===== Data shown =====

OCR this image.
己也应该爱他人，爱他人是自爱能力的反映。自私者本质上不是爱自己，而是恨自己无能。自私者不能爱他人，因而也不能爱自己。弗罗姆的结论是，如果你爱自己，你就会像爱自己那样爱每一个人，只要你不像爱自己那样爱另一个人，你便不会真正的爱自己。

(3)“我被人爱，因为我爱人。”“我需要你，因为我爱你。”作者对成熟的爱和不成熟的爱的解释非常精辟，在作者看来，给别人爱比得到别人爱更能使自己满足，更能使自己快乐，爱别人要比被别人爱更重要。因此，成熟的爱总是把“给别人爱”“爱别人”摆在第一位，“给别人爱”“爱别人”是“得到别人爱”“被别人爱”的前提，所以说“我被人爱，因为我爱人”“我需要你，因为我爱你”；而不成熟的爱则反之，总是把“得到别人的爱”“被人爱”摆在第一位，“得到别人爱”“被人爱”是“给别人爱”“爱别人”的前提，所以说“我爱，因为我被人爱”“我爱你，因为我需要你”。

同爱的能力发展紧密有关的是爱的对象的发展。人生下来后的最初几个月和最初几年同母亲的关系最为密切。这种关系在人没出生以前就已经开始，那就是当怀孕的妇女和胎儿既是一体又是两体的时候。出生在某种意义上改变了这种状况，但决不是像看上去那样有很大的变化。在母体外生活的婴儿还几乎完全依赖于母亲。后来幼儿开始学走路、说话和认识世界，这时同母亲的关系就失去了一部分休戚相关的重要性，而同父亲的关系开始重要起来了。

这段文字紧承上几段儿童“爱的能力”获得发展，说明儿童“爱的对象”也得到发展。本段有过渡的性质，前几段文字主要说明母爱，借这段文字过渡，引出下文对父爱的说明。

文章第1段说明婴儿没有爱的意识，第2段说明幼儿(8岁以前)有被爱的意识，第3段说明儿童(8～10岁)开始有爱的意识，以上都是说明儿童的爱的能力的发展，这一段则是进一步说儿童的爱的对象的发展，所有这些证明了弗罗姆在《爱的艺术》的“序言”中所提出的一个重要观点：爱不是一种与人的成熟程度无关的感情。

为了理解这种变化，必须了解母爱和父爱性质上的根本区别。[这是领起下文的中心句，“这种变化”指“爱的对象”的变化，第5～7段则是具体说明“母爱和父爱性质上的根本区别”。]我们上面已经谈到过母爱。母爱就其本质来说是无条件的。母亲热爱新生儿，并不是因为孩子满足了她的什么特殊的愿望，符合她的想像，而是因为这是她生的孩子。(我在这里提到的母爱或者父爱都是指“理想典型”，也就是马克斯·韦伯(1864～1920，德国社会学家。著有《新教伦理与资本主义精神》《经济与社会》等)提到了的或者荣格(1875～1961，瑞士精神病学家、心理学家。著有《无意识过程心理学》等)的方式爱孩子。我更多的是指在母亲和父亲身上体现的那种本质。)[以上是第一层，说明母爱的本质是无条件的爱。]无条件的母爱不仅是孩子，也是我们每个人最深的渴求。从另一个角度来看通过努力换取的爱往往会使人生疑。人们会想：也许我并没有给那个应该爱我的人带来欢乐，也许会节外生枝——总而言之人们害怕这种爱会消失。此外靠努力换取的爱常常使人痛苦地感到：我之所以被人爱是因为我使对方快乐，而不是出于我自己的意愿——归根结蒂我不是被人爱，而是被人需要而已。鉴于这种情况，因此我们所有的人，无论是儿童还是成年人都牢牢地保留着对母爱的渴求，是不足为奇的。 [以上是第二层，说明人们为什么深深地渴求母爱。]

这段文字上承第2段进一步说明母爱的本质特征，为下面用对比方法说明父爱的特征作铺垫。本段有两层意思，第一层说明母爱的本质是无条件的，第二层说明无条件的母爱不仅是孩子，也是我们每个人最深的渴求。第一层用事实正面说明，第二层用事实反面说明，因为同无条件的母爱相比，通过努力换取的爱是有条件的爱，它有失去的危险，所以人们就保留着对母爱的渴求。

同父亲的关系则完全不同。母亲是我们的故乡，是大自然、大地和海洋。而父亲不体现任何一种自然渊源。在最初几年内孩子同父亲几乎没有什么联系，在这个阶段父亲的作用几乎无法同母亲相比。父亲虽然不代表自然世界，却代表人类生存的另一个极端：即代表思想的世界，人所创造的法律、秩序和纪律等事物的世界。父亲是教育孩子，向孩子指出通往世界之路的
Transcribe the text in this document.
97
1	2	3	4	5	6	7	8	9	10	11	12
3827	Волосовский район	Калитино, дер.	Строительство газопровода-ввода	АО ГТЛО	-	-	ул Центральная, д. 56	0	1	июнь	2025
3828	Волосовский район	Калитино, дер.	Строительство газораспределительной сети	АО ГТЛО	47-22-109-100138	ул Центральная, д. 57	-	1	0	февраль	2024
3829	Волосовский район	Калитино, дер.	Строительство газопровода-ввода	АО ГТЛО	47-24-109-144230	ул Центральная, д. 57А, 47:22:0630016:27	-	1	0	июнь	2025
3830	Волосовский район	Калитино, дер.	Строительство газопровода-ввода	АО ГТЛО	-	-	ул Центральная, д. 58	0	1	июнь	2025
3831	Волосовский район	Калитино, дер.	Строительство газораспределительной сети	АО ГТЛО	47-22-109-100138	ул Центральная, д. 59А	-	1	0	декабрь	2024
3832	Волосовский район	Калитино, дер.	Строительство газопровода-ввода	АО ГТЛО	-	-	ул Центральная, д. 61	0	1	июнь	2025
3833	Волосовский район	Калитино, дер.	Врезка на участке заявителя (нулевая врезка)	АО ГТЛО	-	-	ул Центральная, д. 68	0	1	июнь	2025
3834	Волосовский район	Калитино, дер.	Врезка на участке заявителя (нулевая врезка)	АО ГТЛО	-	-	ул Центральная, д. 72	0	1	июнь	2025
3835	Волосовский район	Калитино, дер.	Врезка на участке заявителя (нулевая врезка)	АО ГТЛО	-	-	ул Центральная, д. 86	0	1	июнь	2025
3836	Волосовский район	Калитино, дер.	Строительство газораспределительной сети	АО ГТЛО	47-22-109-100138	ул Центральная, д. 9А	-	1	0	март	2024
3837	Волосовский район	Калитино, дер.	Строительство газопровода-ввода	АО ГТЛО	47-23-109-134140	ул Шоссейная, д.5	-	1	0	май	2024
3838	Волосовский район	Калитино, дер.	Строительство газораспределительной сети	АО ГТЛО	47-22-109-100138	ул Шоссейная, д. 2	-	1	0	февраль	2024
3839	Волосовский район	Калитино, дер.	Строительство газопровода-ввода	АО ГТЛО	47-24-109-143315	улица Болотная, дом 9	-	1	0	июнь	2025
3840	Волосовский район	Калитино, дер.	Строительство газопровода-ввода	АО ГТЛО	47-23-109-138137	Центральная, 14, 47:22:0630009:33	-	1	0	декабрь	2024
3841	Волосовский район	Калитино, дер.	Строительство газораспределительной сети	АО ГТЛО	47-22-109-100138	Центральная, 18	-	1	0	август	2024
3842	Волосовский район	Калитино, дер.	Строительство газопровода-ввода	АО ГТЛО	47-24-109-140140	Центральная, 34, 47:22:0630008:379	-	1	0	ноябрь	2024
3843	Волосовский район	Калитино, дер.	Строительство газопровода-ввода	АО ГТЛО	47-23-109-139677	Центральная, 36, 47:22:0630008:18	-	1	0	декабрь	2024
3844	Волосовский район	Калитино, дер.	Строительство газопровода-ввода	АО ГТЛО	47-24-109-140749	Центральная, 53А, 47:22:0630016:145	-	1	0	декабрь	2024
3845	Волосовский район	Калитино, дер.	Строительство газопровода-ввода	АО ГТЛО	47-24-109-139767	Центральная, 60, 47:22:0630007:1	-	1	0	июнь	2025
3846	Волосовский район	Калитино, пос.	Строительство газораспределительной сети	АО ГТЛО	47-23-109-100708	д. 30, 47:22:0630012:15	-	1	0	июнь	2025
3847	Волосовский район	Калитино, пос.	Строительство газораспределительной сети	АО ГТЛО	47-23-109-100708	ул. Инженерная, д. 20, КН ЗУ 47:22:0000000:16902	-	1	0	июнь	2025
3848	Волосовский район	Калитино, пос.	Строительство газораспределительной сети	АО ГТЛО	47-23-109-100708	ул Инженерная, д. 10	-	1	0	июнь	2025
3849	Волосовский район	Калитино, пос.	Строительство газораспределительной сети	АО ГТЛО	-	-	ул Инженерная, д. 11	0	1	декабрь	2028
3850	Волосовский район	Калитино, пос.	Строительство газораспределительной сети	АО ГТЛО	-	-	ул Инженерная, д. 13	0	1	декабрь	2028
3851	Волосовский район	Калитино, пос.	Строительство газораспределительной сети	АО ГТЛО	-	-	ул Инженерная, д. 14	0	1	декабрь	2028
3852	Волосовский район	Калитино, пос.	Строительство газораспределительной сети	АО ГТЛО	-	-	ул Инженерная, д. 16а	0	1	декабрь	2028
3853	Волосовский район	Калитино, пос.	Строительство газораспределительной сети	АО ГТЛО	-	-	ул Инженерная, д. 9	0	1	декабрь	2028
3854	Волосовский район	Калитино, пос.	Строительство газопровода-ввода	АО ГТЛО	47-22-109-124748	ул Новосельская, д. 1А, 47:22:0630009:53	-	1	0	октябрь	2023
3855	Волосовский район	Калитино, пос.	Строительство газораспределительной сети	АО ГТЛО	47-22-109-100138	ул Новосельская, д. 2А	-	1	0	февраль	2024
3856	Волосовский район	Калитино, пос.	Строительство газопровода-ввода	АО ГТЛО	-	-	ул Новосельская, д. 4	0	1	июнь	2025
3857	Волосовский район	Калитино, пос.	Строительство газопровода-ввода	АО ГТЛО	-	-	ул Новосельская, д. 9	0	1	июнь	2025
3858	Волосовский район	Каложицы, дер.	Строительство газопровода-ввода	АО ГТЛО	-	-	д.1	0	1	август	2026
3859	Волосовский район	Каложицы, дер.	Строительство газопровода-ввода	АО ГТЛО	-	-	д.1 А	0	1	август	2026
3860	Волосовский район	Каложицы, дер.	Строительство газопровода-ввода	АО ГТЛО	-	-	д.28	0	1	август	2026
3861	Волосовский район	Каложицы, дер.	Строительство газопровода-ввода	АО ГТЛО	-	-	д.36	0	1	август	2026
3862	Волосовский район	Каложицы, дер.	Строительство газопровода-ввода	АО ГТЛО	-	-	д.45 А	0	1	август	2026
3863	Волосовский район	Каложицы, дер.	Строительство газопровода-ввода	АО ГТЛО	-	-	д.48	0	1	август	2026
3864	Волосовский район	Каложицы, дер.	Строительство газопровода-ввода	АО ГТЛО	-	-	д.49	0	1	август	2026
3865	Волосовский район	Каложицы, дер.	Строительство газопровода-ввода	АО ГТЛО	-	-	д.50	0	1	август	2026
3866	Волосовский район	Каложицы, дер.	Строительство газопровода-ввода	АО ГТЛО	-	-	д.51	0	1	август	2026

=====

### Work to be completed
Copy every line of the entries above in which "Шоссейная" occurs.

### Result for this task
3837	Волосовский район	Калитино, дер.	Строительство газопровода-ввода	АО ГТЛО	47-23-109-134140	ул Шоссейная, д.5	-	1	0	май	2024
3838	Волосовский район	Калитино, дер.	Строительство газораспределительной сети	АО ГТЛО	47-22-109-100138	ул Шоссейная, д. 2	-	1	0	февраль	2024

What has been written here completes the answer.